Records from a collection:
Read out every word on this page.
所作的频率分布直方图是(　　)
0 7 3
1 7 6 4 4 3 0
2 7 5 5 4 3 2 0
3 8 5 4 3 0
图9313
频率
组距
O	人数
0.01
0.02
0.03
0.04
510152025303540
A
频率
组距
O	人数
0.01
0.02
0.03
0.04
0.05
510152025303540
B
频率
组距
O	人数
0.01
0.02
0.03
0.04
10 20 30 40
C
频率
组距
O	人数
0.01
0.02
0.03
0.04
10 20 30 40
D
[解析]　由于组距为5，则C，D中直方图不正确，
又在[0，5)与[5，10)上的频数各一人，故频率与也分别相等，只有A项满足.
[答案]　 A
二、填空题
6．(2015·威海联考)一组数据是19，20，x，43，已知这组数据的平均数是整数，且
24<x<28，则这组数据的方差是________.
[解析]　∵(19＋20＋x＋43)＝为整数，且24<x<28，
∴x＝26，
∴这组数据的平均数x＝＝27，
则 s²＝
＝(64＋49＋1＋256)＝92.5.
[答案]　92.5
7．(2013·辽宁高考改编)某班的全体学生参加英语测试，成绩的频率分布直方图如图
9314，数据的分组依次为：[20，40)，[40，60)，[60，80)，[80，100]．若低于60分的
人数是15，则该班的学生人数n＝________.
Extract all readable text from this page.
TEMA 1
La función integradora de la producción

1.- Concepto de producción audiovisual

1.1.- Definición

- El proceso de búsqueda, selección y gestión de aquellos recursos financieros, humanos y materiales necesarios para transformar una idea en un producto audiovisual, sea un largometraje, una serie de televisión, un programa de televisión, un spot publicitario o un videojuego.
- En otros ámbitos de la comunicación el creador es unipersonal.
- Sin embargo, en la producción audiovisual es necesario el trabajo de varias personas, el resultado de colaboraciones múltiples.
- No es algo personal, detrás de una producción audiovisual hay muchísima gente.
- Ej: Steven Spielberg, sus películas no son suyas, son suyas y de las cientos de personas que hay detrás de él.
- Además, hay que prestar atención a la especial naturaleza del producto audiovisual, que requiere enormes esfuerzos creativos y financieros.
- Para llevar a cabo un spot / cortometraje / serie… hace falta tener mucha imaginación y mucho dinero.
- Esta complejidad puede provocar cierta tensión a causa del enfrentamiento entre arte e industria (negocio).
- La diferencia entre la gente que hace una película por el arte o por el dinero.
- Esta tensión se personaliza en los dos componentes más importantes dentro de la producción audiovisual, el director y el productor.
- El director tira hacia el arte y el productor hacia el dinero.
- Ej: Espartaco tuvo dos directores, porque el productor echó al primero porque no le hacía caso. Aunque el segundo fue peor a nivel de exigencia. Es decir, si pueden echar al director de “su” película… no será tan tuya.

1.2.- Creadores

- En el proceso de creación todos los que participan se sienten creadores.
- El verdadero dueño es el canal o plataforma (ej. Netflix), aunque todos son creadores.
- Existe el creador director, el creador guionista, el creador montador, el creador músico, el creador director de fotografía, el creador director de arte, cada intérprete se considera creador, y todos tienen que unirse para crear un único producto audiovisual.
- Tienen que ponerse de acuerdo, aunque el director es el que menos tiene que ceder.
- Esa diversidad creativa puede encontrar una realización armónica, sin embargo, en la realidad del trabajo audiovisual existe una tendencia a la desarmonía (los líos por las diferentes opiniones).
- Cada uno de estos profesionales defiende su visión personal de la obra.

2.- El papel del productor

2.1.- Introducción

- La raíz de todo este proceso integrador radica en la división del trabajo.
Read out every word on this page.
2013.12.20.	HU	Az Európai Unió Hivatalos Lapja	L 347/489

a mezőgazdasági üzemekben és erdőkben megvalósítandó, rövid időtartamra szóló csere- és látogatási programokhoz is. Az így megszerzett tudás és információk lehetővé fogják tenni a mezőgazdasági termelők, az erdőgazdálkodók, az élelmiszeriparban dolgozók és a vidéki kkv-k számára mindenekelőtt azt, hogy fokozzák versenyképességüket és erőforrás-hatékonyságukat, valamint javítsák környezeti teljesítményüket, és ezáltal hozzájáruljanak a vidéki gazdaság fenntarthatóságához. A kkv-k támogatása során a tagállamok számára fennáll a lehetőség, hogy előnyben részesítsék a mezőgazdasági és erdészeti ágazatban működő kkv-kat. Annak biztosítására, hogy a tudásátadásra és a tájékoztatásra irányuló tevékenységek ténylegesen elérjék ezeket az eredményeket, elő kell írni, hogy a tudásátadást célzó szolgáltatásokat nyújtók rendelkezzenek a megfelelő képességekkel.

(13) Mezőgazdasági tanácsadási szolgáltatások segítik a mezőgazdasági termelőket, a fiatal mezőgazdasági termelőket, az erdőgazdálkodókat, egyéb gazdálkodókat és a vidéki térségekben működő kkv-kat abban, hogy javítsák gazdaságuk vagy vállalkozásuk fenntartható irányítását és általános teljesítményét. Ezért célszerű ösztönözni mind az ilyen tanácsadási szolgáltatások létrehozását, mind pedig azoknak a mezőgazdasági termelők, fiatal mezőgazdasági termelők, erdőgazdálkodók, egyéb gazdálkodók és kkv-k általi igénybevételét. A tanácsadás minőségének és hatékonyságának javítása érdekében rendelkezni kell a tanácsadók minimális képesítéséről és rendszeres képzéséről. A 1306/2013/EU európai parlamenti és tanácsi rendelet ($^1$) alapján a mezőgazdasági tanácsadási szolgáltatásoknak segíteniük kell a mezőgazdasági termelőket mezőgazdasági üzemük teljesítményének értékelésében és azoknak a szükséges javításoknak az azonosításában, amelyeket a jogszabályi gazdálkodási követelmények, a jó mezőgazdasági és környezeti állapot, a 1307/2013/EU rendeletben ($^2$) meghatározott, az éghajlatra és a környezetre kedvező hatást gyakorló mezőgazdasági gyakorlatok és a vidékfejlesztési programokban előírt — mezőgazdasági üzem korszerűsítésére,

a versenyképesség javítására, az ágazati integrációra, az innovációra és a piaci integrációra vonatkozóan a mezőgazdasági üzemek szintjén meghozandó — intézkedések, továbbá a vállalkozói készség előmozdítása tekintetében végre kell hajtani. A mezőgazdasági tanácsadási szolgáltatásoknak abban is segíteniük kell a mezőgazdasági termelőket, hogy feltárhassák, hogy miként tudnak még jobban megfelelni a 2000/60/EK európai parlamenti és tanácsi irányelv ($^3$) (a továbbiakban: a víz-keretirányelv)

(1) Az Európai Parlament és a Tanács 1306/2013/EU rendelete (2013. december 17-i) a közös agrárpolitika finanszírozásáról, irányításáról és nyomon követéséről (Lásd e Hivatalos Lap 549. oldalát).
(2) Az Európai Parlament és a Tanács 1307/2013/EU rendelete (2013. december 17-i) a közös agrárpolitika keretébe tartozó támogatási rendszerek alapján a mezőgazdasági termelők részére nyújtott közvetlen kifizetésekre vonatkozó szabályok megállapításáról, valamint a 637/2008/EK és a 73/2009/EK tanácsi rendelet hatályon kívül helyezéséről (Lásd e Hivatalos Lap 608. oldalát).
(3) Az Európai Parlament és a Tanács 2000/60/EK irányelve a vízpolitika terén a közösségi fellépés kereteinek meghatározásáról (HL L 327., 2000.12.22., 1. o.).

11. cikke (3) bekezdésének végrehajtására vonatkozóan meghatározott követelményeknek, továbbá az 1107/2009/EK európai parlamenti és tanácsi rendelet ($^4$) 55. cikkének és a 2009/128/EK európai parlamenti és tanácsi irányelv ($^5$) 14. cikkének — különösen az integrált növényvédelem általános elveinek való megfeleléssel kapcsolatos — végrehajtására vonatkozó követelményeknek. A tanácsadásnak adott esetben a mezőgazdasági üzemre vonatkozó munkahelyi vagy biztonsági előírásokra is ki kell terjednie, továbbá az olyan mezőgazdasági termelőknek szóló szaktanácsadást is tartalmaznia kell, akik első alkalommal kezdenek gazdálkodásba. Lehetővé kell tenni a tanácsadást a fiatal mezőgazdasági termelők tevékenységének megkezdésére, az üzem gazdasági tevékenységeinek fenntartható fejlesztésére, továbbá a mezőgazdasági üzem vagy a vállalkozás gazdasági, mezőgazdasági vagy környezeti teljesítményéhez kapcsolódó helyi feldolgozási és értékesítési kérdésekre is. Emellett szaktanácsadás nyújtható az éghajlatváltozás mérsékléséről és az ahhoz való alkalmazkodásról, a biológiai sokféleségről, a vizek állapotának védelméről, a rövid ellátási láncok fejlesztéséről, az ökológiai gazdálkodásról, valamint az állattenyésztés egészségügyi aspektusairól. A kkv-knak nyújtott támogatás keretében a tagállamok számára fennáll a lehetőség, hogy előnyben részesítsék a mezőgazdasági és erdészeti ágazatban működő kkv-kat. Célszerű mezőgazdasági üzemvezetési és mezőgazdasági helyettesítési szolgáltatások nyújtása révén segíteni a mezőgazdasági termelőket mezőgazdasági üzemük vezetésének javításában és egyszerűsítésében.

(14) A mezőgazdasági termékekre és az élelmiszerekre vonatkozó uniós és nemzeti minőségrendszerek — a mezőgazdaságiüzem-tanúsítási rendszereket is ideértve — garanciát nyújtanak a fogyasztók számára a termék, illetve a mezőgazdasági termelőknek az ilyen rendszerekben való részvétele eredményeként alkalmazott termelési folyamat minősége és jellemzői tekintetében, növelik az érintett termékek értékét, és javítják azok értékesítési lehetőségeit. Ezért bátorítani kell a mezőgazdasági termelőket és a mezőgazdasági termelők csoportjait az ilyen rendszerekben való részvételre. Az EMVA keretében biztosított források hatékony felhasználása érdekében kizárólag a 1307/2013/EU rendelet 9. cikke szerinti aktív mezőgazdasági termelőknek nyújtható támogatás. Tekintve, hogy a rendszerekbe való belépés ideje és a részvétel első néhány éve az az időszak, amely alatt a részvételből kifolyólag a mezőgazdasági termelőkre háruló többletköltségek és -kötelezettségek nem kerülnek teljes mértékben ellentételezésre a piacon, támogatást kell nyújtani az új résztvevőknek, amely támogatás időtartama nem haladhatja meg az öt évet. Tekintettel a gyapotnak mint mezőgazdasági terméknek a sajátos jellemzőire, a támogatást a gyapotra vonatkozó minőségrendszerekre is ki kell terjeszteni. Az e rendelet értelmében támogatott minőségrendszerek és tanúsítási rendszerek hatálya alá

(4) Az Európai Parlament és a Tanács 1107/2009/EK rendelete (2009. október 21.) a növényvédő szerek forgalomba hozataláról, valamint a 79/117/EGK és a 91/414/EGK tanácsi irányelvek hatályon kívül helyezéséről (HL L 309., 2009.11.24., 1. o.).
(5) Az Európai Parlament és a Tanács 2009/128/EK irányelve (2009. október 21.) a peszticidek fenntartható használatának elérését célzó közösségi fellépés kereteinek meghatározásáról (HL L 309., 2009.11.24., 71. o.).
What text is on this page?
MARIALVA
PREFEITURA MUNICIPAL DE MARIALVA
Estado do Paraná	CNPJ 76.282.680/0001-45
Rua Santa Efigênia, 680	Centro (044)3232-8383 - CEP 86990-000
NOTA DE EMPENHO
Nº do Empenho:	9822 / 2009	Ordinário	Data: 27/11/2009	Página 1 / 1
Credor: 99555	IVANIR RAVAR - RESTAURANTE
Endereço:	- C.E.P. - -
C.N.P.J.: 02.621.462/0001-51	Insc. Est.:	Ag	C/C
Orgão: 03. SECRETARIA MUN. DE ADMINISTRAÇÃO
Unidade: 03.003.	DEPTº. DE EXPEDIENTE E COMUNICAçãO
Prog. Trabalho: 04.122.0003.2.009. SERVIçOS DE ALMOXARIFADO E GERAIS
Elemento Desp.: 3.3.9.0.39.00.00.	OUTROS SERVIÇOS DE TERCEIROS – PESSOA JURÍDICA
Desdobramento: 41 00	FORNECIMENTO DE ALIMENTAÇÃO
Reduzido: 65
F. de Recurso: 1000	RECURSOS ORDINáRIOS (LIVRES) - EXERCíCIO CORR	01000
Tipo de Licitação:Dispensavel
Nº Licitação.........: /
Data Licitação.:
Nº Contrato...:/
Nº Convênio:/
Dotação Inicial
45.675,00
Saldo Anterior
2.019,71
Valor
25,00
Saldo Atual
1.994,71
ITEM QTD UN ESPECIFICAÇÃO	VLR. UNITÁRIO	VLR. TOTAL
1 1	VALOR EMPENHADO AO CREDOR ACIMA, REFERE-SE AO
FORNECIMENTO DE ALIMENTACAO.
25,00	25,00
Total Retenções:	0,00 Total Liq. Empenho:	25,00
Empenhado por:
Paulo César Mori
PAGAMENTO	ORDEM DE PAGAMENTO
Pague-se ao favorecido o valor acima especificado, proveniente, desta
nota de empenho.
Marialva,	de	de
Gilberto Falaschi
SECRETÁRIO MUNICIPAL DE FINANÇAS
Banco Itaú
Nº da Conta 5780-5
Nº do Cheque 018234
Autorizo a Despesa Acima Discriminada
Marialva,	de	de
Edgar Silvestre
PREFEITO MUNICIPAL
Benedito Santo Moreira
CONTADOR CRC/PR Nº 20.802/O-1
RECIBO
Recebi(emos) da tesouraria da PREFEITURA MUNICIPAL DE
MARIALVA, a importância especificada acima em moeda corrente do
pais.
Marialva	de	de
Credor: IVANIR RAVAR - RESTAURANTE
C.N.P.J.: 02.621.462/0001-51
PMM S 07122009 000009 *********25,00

*DIRECTION*:
Every line holding "dinero" should be copied out.

*WORKED ANSWER*:
- Para llevar a cabo un spot / cortometraje / serie… hace falta tener mucha imaginación y mucho dinero.
- La diferencia entre la gente que hace una película por el arte o por el dinero.
- El director tira hacia el arte y el productor hacia el dinero.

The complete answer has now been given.